[Excerpt from a dataset]
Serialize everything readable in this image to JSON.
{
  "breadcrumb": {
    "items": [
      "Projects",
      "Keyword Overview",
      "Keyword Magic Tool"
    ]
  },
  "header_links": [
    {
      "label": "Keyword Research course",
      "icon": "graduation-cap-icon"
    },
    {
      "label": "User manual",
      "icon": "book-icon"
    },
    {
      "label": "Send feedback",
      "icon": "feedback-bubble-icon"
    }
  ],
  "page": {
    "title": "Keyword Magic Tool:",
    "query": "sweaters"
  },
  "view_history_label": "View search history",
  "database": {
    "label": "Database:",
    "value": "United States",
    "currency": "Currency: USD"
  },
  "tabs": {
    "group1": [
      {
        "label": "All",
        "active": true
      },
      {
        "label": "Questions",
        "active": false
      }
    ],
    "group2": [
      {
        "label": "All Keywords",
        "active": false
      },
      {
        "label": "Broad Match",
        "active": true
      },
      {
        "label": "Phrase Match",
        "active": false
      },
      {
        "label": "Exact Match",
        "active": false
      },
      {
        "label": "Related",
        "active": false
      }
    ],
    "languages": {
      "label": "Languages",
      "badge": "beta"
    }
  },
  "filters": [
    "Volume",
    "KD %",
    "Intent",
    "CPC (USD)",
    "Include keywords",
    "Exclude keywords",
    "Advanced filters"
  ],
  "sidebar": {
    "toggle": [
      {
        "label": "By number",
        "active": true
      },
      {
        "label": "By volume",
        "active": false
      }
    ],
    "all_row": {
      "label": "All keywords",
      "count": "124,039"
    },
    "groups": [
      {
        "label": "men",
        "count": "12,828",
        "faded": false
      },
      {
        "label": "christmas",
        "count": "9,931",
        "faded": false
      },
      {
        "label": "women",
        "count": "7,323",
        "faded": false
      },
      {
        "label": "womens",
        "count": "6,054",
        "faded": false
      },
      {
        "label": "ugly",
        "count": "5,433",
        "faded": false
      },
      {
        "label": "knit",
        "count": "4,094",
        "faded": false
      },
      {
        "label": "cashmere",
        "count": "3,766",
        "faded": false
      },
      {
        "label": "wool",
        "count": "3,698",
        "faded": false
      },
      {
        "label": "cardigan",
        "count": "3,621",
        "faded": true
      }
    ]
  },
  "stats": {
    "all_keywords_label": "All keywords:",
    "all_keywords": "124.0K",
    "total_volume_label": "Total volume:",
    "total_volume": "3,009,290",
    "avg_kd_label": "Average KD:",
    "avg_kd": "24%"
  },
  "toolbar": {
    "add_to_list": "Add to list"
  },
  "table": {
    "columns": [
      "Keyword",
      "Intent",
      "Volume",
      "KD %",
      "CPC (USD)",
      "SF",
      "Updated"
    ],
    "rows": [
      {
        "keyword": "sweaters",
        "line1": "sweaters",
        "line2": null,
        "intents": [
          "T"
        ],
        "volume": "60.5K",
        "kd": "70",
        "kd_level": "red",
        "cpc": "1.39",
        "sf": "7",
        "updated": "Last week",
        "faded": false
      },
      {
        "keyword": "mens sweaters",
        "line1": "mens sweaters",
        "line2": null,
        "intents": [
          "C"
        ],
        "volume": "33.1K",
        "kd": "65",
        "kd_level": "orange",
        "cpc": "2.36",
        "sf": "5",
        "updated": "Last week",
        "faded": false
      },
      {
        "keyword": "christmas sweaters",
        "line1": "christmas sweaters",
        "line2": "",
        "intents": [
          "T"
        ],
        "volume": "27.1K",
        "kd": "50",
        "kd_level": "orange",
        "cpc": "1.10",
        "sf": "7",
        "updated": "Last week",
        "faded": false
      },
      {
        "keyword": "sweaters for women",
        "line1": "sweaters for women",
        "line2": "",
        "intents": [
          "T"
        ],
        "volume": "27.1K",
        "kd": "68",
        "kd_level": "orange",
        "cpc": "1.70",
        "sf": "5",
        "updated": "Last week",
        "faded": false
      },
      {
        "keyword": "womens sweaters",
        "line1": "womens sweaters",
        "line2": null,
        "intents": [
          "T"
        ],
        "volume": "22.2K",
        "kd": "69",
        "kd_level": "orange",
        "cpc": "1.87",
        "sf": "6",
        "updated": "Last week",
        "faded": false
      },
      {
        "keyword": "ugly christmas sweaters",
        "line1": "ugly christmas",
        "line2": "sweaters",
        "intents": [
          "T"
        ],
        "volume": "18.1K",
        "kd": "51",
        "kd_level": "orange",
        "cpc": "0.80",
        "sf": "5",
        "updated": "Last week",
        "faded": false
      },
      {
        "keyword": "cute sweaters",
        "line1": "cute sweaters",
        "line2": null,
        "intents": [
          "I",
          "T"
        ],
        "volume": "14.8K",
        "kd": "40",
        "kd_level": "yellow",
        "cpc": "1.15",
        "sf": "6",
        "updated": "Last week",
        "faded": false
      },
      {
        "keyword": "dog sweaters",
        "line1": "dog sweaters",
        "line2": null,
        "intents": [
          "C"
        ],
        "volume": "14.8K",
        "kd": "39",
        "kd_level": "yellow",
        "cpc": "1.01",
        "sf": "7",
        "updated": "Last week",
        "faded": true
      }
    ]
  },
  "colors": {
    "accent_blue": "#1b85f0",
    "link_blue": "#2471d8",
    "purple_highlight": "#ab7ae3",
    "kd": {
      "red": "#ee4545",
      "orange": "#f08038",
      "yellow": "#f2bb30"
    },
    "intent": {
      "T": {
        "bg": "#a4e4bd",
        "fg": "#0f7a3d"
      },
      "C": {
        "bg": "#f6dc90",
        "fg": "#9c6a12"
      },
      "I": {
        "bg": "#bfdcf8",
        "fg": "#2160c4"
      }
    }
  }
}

• Exercise prompt
Extract all lines containing the word "count".

• Answer to the exercise
      "count": "124,039"
        "count": "12,828",
        "count": "9,931",
        "count": "7,323",
        "count": "6,054",
        "count": "5,433",
        "count": "4,094",
        "count": "3,766",
        "count": "3,698",
        "count": "3,621",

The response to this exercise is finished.